▸ Task goal
State the number of lines that contain the word "Supervision", and add nothing else.

▸ Data records
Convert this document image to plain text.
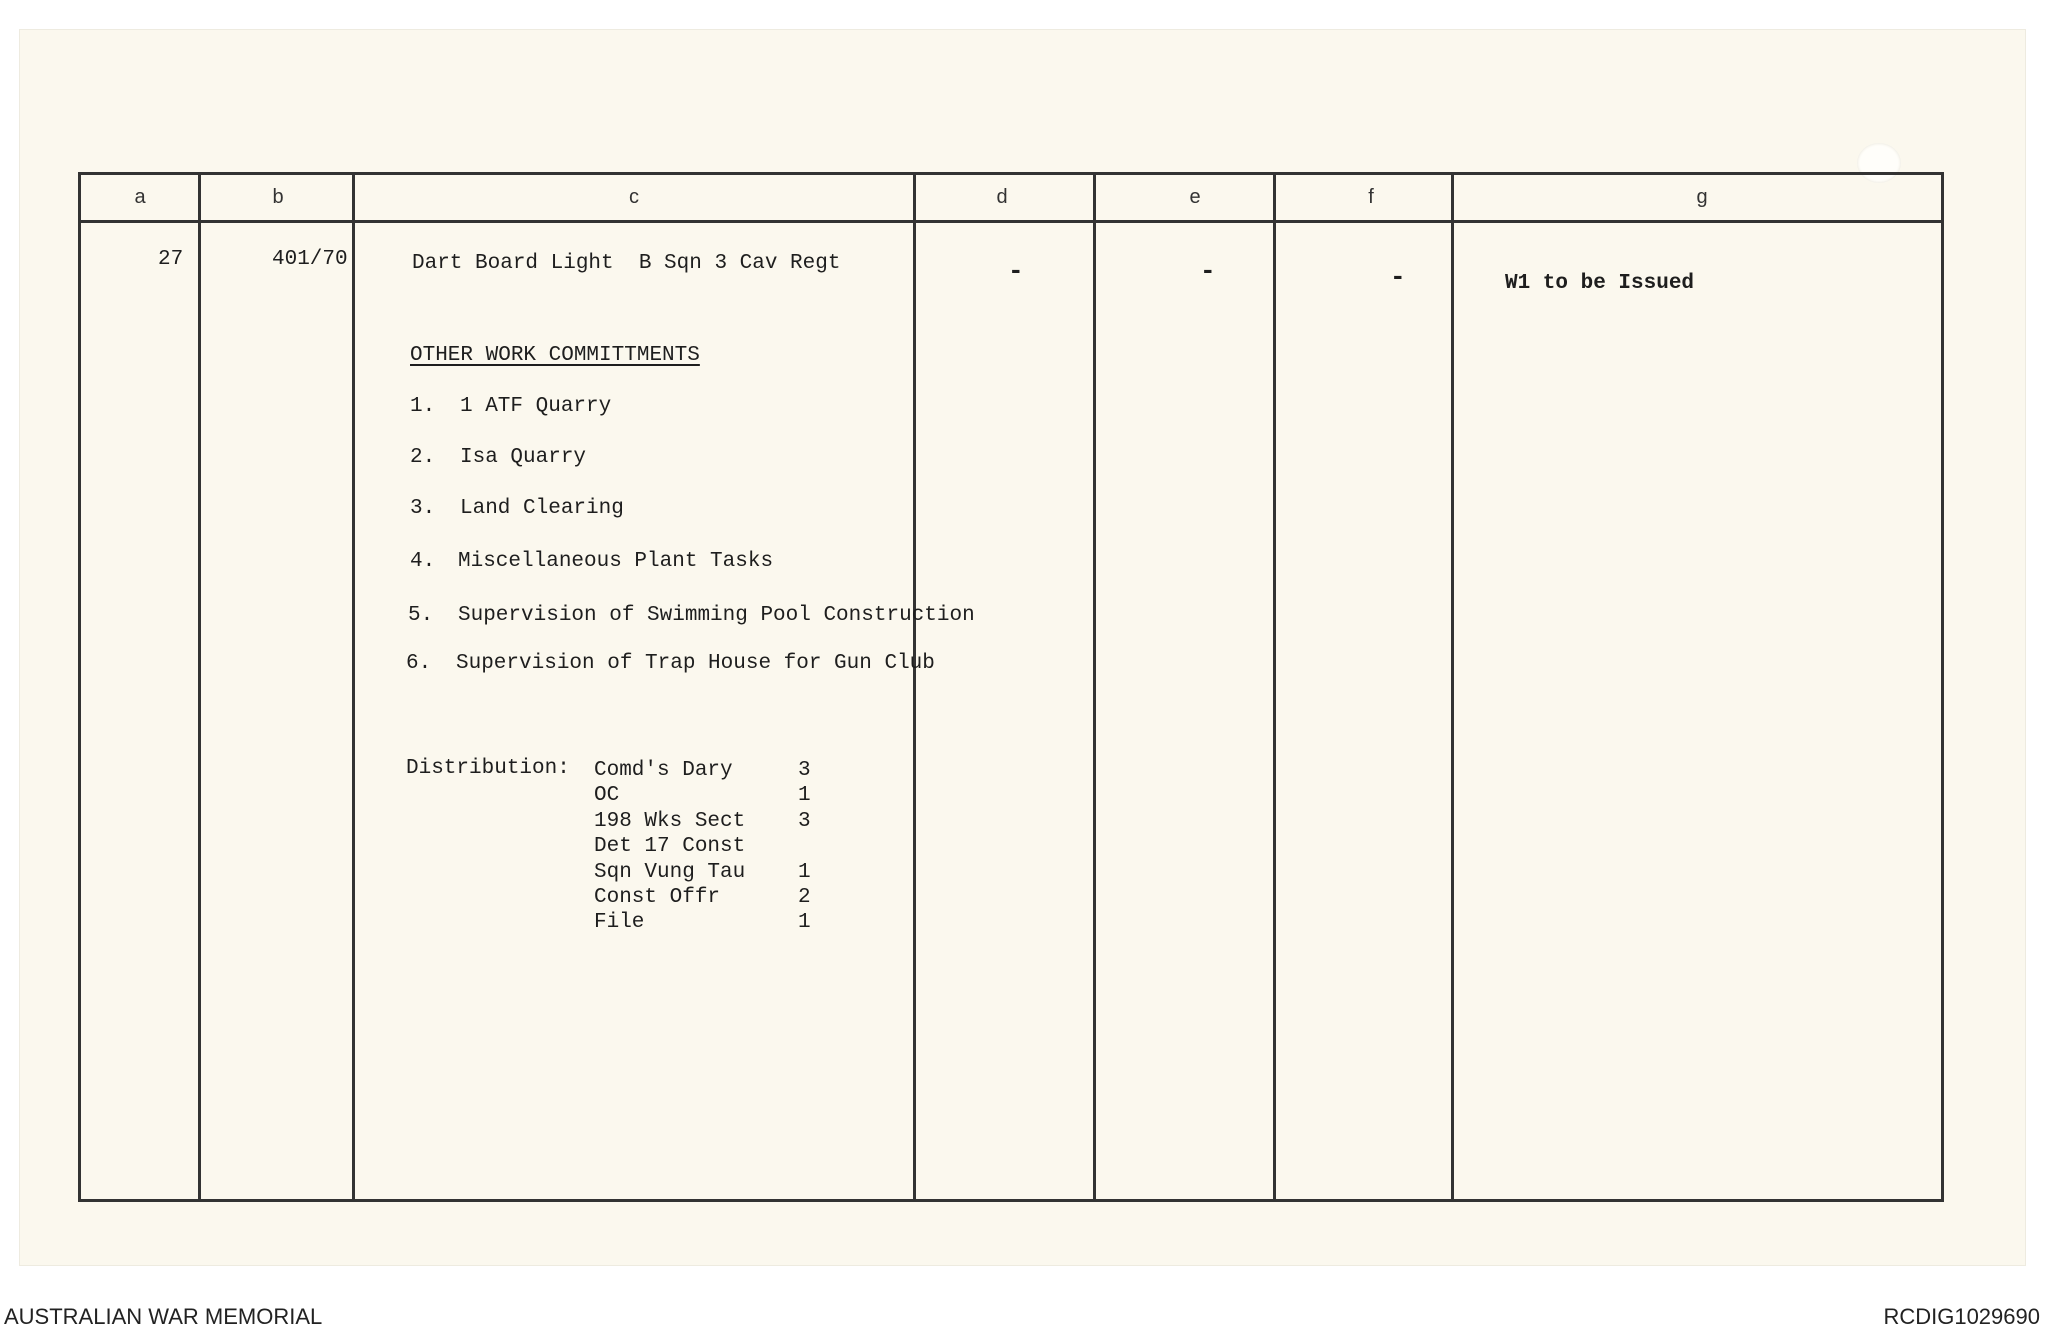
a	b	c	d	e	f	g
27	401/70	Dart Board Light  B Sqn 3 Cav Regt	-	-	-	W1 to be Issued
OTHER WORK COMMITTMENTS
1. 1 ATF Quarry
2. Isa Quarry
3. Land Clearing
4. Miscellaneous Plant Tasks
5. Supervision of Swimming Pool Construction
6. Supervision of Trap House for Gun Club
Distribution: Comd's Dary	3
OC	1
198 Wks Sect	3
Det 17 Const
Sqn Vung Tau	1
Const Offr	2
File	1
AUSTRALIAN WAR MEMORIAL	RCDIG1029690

▸ Output for this task
2